▶ DIRECTION
Tell how many lines contain the word "JSON". Reply with the number only.

▶ DATA LISTING
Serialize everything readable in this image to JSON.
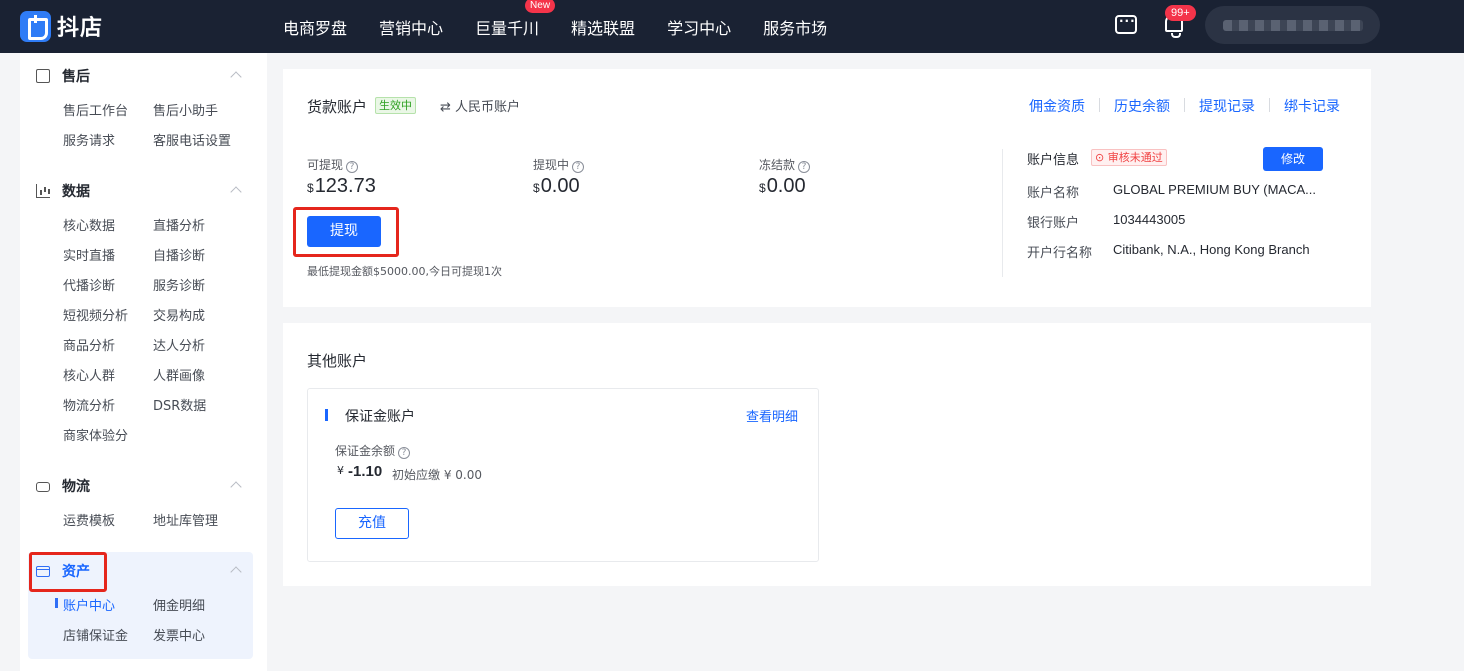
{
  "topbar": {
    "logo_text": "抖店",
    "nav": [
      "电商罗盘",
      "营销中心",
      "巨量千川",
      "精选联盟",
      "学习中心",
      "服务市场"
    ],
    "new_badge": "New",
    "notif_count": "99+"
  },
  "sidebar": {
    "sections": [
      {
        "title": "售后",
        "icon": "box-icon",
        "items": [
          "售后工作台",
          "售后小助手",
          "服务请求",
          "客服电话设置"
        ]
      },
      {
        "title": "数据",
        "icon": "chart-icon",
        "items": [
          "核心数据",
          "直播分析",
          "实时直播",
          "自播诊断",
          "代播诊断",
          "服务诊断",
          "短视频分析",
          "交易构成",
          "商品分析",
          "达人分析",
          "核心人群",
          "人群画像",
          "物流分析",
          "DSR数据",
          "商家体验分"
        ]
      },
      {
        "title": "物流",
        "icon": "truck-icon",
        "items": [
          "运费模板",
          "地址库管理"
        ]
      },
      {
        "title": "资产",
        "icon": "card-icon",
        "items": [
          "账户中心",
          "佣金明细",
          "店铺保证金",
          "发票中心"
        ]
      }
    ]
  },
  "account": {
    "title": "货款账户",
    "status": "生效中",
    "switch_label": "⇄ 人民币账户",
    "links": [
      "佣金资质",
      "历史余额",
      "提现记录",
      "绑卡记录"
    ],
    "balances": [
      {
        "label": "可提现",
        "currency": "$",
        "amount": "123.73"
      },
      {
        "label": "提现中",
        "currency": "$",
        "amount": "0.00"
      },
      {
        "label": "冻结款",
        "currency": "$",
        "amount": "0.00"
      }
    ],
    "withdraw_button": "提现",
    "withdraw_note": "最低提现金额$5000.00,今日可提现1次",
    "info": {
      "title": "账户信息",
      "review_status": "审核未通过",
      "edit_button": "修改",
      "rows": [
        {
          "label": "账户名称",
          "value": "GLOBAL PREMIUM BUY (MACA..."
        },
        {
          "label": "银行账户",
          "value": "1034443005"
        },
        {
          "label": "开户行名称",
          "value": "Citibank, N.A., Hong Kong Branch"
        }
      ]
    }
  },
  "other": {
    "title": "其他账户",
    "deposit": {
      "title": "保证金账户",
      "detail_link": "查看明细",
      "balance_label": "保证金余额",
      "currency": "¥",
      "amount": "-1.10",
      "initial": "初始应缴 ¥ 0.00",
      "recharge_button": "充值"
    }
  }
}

...

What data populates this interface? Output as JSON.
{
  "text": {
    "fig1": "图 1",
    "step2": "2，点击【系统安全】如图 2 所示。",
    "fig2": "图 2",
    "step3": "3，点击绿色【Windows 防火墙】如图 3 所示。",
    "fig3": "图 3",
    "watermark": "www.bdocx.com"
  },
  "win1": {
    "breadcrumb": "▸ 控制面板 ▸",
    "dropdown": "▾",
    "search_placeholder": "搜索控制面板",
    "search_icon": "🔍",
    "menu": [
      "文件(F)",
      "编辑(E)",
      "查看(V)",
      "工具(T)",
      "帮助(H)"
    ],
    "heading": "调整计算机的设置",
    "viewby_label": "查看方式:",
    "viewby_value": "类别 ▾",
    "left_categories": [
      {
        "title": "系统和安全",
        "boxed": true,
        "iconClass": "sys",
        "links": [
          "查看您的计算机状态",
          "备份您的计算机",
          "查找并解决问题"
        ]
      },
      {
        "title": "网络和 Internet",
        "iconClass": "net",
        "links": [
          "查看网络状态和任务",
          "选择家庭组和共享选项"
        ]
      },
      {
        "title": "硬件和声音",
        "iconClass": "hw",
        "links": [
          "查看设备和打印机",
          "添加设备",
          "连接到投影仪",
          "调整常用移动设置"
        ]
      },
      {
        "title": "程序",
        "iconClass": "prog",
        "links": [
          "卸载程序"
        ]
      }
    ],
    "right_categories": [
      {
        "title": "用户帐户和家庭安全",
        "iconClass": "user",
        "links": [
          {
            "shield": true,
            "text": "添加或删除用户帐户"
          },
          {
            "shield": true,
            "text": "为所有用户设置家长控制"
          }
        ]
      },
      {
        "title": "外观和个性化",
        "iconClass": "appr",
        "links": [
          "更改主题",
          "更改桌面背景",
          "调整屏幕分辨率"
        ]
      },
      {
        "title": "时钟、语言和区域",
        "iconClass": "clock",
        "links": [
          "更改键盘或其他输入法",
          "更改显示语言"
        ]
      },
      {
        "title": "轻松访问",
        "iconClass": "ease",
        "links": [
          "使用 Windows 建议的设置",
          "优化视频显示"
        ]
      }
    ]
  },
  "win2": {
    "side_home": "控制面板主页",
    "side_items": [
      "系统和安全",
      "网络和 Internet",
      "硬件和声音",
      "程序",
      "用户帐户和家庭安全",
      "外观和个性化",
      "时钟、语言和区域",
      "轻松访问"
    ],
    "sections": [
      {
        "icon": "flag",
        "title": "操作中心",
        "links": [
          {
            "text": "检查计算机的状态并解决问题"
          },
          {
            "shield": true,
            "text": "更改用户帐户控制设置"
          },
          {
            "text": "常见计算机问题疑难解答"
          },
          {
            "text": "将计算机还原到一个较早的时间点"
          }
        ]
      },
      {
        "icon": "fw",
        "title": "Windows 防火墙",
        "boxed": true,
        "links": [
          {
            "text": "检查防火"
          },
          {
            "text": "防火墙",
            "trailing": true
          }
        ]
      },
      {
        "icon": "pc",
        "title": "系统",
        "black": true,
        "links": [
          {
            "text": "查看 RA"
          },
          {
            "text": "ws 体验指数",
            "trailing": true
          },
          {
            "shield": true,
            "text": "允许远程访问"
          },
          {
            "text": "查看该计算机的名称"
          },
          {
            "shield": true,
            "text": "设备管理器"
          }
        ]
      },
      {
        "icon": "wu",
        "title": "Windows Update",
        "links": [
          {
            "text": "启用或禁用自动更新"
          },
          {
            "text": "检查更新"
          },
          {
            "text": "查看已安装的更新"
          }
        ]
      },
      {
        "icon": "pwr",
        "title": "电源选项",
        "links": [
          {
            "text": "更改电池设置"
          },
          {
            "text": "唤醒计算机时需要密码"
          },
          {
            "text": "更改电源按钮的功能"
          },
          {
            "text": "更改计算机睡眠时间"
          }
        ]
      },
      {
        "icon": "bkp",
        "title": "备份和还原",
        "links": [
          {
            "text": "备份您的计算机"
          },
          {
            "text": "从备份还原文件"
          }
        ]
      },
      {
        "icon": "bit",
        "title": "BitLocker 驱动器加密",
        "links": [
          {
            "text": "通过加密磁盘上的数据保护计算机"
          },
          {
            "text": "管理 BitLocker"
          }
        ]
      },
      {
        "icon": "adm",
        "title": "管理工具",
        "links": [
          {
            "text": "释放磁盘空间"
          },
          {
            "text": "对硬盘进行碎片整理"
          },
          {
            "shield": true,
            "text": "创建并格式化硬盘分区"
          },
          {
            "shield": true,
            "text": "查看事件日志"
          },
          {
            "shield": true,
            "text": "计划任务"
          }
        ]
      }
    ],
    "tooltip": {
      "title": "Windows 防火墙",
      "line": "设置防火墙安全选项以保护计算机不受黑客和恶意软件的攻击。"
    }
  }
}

▶ ANSWER TO THIS PROBLEM
2